** begin EXTRACTED INFORMATION **

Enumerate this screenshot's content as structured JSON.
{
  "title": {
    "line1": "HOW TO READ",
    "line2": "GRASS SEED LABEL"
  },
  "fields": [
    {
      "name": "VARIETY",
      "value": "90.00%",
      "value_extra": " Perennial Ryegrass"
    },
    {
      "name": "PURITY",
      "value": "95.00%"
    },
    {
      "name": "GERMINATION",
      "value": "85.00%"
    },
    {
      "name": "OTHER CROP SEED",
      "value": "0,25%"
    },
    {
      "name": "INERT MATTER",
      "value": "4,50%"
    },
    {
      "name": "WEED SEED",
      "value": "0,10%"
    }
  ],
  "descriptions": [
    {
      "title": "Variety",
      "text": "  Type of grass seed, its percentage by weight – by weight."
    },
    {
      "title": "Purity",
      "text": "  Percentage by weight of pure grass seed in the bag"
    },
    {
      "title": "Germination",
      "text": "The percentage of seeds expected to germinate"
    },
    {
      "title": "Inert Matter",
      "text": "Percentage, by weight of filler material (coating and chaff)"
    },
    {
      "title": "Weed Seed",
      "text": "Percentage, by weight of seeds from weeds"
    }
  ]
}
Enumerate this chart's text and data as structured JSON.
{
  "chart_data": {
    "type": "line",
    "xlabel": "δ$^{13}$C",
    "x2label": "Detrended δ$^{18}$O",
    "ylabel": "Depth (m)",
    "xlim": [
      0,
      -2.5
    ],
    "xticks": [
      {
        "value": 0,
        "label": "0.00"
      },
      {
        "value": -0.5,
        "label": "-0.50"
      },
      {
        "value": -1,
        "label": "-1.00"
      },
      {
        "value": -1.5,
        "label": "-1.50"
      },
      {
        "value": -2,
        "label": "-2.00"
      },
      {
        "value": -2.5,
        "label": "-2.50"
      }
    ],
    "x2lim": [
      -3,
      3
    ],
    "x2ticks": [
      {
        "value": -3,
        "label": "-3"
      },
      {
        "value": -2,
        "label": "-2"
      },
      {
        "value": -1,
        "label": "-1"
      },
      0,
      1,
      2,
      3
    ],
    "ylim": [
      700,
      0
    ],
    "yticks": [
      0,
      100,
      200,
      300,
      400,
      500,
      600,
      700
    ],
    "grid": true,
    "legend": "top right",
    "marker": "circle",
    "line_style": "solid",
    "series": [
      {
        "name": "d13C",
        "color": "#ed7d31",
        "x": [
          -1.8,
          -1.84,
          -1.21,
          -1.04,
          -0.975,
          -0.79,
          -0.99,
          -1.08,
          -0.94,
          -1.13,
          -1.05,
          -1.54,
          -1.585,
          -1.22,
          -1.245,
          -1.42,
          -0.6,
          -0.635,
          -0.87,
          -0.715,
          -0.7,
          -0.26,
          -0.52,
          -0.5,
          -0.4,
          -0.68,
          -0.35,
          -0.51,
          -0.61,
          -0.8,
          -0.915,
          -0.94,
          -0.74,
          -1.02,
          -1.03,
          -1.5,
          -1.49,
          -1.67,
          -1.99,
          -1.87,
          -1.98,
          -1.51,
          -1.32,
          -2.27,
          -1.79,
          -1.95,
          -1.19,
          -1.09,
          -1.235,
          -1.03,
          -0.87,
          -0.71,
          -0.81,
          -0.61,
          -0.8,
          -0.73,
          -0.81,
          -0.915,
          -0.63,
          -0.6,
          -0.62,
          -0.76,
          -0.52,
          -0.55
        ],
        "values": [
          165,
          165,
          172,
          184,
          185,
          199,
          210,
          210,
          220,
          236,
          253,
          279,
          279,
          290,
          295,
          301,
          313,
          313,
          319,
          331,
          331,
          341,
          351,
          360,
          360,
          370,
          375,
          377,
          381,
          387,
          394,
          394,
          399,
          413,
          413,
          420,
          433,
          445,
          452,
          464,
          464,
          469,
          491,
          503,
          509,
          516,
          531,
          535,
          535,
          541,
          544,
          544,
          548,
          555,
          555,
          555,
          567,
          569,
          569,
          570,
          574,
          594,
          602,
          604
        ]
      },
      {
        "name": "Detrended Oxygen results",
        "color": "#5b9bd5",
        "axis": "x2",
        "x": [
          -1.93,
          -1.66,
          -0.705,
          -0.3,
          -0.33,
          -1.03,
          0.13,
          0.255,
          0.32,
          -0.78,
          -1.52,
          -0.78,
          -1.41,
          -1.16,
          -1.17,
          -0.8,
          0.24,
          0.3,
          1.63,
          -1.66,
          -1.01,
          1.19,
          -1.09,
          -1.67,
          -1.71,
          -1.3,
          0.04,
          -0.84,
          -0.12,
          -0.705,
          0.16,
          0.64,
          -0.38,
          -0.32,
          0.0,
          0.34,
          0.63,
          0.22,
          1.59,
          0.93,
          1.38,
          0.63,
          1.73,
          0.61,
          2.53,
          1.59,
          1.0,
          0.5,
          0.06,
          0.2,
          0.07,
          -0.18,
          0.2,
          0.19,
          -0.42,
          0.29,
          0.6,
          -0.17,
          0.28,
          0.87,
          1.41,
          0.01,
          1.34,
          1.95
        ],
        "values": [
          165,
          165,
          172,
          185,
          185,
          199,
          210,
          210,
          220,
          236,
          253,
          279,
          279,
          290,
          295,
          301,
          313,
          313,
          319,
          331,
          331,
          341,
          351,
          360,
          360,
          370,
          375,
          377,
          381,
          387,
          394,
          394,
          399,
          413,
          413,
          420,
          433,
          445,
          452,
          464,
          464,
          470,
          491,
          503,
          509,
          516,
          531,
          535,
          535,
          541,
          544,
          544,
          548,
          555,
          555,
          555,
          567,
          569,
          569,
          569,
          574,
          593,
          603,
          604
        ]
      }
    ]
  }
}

** end EXTRACTED INFORMATION **

Please reproduce every line of the material word for word.

Enumerate this screenshot's content as structured JSON.
{
  "title": {
    "line1": "HOW TO READ",
    "line2": "GRASS SEED LABEL"
  },
  "fields": [
    {
      "name": "VARIETY",
      "value": "90.00%",
      "value_extra": " Perennial Ryegrass"
    },
    {
      "name": "PURITY",
      "value": "95.00%"
    },
    {
      "name": "GERMINATION",
      "value": "85.00%"
    },
    {
      "name": "OTHER CROP SEED",
      "value": "0,25%"
    },
    {
      "name": "INERT MATTER",
      "value": "4,50%"
    },
    {
      "name": "WEED SEED",
      "value": "0,10%"
    }
  ],
  "descriptions": [
    {
      "title": "Variety",
      "text": "  Type of grass seed, its percentage by weight – by weight."
    },
    {
      "title": "Purity",
      "text": "  Percentage by weight of pure grass seed in the bag"
    },
    {
      "title": "Germination",
      "text": "The percentage of seeds expected to germinate"
    },
    {
      "title": "Inert Matter",
      "text": "Percentage, by weight of filler material (coating and chaff)"
    },
    {
      "title": "Weed Seed",
      "text": "Percentage, by weight of seeds from weeds"
    }
  ]
}
Enumerate this chart's text and data as structured JSON.
{
  "chart_data": {
    "type": "line",
    "xlabel": "δ$^{13}$C",
    "x2label": "Detrended δ$^{18}$O",
    "ylabel": "Depth (m)",
    "xlim": [
      0,
      -2.5
    ],
    "xticks": [
      {
        "value": 0,
        "label": "0.00"
      },
      {
        "value": -0.5,
        "label": "-0.50"
      },
      {
        "value": -1,
        "label": "-1.00"
      },
      {
        "value": -1.5,
        "label": "-1.50"
      },
      {
        "value": -2,
        "label": "-2.00"
      },
      {
        "value": -2.5,
        "label": "-2.50"
      }
    ],
    "x2lim": [
      -3,
      3
    ],
    "x2ticks": [
      {
        "value": -3,
        "label": "-3"
      },
      {
        "value": -2,
        "label": "-2"
      },
      {
        "value": -1,
        "label": "-1"
      },
      0,
      1,
      2,
      3
    ],
    "ylim": [
      700,
      0
    ],
    "yticks": [
      0,
      100,
      200,
      300,
      400,
      500,
      600,
      700
    ],
    "grid": true,
    "legend": "top right",
    "marker": "circle",
    "line_style": "solid",
    "series": [
      {
        "name": "d13C",
        "color": "#ed7d31",
        "x": [
          -1.8,
          -1.84,
          -1.21,
          -1.04,
          -0.975,
          -0.79,
          -0.99,
          -1.08,
          -0.94,
          -1.13,
          -1.05,
          -1.54,
          -1.585,
          -1.22,
          -1.245,
          -1.42,
          -0.6,
          -0.635,
          -0.87,
          -0.715,
          -0.7,
          -0.26,
          -0.52,
          -0.5,
          -0.4,
          -0.68,
          -0.35,
          -0.51,
          -0.61,
          -0.8,
          -0.915,
          -0.94,
          -0.74,
          -1.02,
          -1.03,
          -1.5,
          -1.49,
          -1.67,
          -1.99,
          -1.87,
          -1.98,
          -1.51,
          -1.32,
          -2.27,
          -1.79,
          -1.95,
          -1.19,
          -1.09,
          -1.235,
          -1.03,
          -0.87,
          -0.71,
          -0.81,
          -0.61,
          -0.8,
          -0.73,
          -0.81,
          -0.915,
          -0.63,
          -0.6,
          -0.62,
          -0.76,
          -0.52,
          -0.55
        ],
        "values": [
          165,
          165,
          172,
          184,
          185,
          199,
          210,
          210,
          220,
          236,
          253,
          279,
          279,
          290,
          295,
          301,
          313,
          313,
          319,
          331,
          331,
          341,
          351,
          360,
          360,
          370,
          375,
          377,
          381,
          387,
          394,
          394,
          399,
          413,
          413,
          420,
          433,
          445,
          452,
          464,
          464,
          469,
          491,
          503,
          509,
          516,
          531,
          535,
          535,
          541,
          544,
          544,
          548,
          555,
          555,
          555,
          567,
          569,
          569,
          570,
          574,
          594,
          602,
          604
        ]
      },
      {
        "name": "Detrended Oxygen results",
        "color": "#5b9bd5",
        "axis": "x2",
        "x": [
          -1.93,
          -1.66,
          -0.705,
          -0.3,
          -0.33,
          -1.03,
          0.13,
          0.255,
          0.32,
          -0.78,
          -1.52,
          -0.78,
          -1.41,
          -1.16,
          -1.17,
          -0.8,
          0.24,
          0.3,
          1.63,
          -1.66,
          -1.01,
          1.19,
          -1.09,
          -1.67,
          -1.71,
          -1.3,
          0.04,
          -0.84,
          -0.12,
          -0.705,
          0.16,
          0.64,
          -0.38,
          -0.32,
          0.0,
          0.34,
          0.63,
          0.22,
          1.59,
          0.93,
          1.38,
          0.63,
          1.73,
          0.61,
          2.53,
          1.59,
          1.0,
          0.5,
          0.06,
          0.2,
          0.07,
          -0.18,
          0.2,
          0.19,
          -0.42,
          0.29,
          0.6,
          -0.17,
          0.28,
          0.87,
          1.41,
          0.01,
          1.34,
          1.95
        ],
        "values": [
          165,
          165,
          172,
          185,
          185,
          199,
          210,
          210,
          220,
          236,
          253,
          279,
          279,
          290,
          295,
          301,
          313,
          313,
          319,
          331,
          331,
          341,
          351,
          360,
          360,
          370,
          375,
          377,
          381,
          387,
          394,
          394,
          399,
          413,
          413,
          420,
          433,
          445,
          452,
          464,
          464,
          470,
          491,
          503,
          509,
          516,
          531,
          535,
          535,
          541,
          544,
          544,
          548,
          555,
          555,
          555,
          567,
          569,
          569,
          569,
          574,
          593,
          603,
          604
        ]
      }
    ]
  }
}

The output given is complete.